### [Stored data]
═══
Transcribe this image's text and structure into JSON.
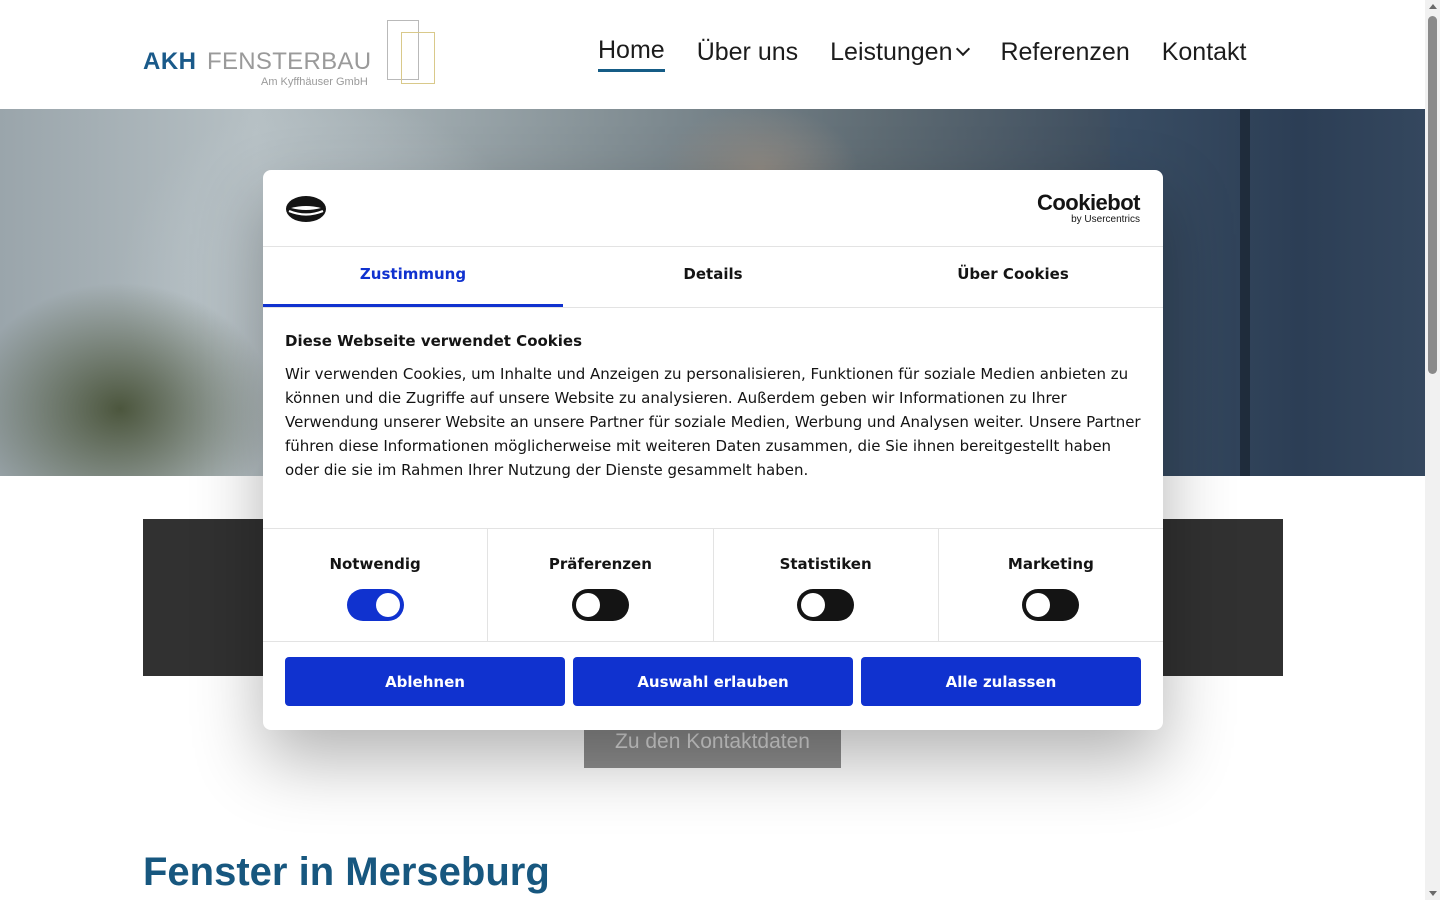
{
  "header": {
    "logo": {
      "brand_bold": "AKH",
      "brand_light": "FENSTERBAU",
      "tagline": "Am Kyffhäuser GmbH"
    },
    "nav": [
      {
        "label": "Home",
        "active": true
      },
      {
        "label": "Über uns"
      },
      {
        "label": "Leistungen",
        "has_dropdown": true
      },
      {
        "label": "Referenzen"
      },
      {
        "label": "Kontakt"
      }
    ]
  },
  "page": {
    "contact_button": "Zu den Kontaktdaten",
    "heading": "Fenster in Merseburg"
  },
  "cookie_dialog": {
    "brand_name": "Cookiebot",
    "brand_sub": "by Usercentrics",
    "tabs": [
      {
        "label": "Zustimmung",
        "active": true
      },
      {
        "label": "Details"
      },
      {
        "label": "Über Cookies"
      }
    ],
    "title": "Diese Webseite verwendet Cookies",
    "text": "Wir verwenden Cookies, um Inhalte und Anzeigen zu personalisieren, Funktionen für soziale Medien anbieten zu können und die Zugriffe auf unsere Website zu analysieren. Außerdem geben wir Informationen zu Ihrer Verwendung unserer Website an unsere Partner für soziale Medien, Werbung und Analysen weiter. Unsere Partner führen diese Informationen möglicherweise mit weiteren Daten zusammen, die Sie ihnen bereitgestellt haben oder die sie im Rahmen Ihrer Nutzung der Dienste gesammelt haben.",
    "categories": [
      {
        "label": "Notwendig",
        "enabled": true
      },
      {
        "label": "Präferenzen",
        "enabled": false
      },
      {
        "label": "Statistiken",
        "enabled": false
      },
      {
        "label": "Marketing",
        "enabled": false
      }
    ],
    "buttons": {
      "decline": "Ablehnen",
      "allow_selection": "Auswahl erlauben",
      "allow_all": "Alle zulassen"
    },
    "accent_color": "#1032cf"
  },
  "colors": {
    "brand_blue": "#17577f",
    "nav_underline": "#155c86"
  }
}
═══
### [Problem statement]
Every record must be copied exactly, with the pictures left out.

### [Expected answer]
Transcribe this image's text and structure into JSON.
{
  "header": {
    "logo": {
      "brand_bold": "AKH",
      "brand_light": "FENSTERBAU",
      "tagline": "Am Kyffhäuser GmbH"
    },
    "nav": [
      {
        "label": "Home",
        "active": true
      },
      {
        "label": "Über uns"
      },
      {
        "label": "Leistungen",
        "has_dropdown": true
      },
      {
        "label": "Referenzen"
      },
      {
        "label": "Kontakt"
      }
    ]
  },
  "page": {
    "contact_button": "Zu den Kontaktdaten",
    "heading": "Fenster in Merseburg"
  },
  "cookie_dialog": {
    "brand_name": "Cookiebot",
    "brand_sub": "by Usercentrics",
    "tabs": [
      {
        "label": "Zustimmung",
        "active": true
      },
      {
        "label": "Details"
      },
      {
        "label": "Über Cookies"
      }
    ],
    "title": "Diese Webseite verwendet Cookies",
    "text": "Wir verwenden Cookies, um Inhalte und Anzeigen zu personalisieren, Funktionen für soziale Medien anbieten zu können und die Zugriffe auf unsere Website zu analysieren. Außerdem geben wir Informationen zu Ihrer Verwendung unserer Website an unsere Partner für soziale Medien, Werbung und Analysen weiter. Unsere Partner führen diese Informationen möglicherweise mit weiteren Daten zusammen, die Sie ihnen bereitgestellt haben oder die sie im Rahmen Ihrer Nutzung der Dienste gesammelt haben.",
    "categories": [
      {
        "label": "Notwendig",
        "enabled": true
      },
      {
        "label": "Präferenzen",
        "enabled": false
      },
      {
        "label": "Statistiken",
        "enabled": false
      },
      {
        "label": "Marketing",
        "enabled": false
      }
    ],
    "buttons": {
      "decline": "Ablehnen",
      "allow_selection": "Auswahl erlauben",
      "allow_all": "Alle zulassen"
    },
    "accent_color": "#1032cf"
  },
  "colors": {
    "brand_blue": "#17577f",
    "nav_underline": "#155c86"
  }
}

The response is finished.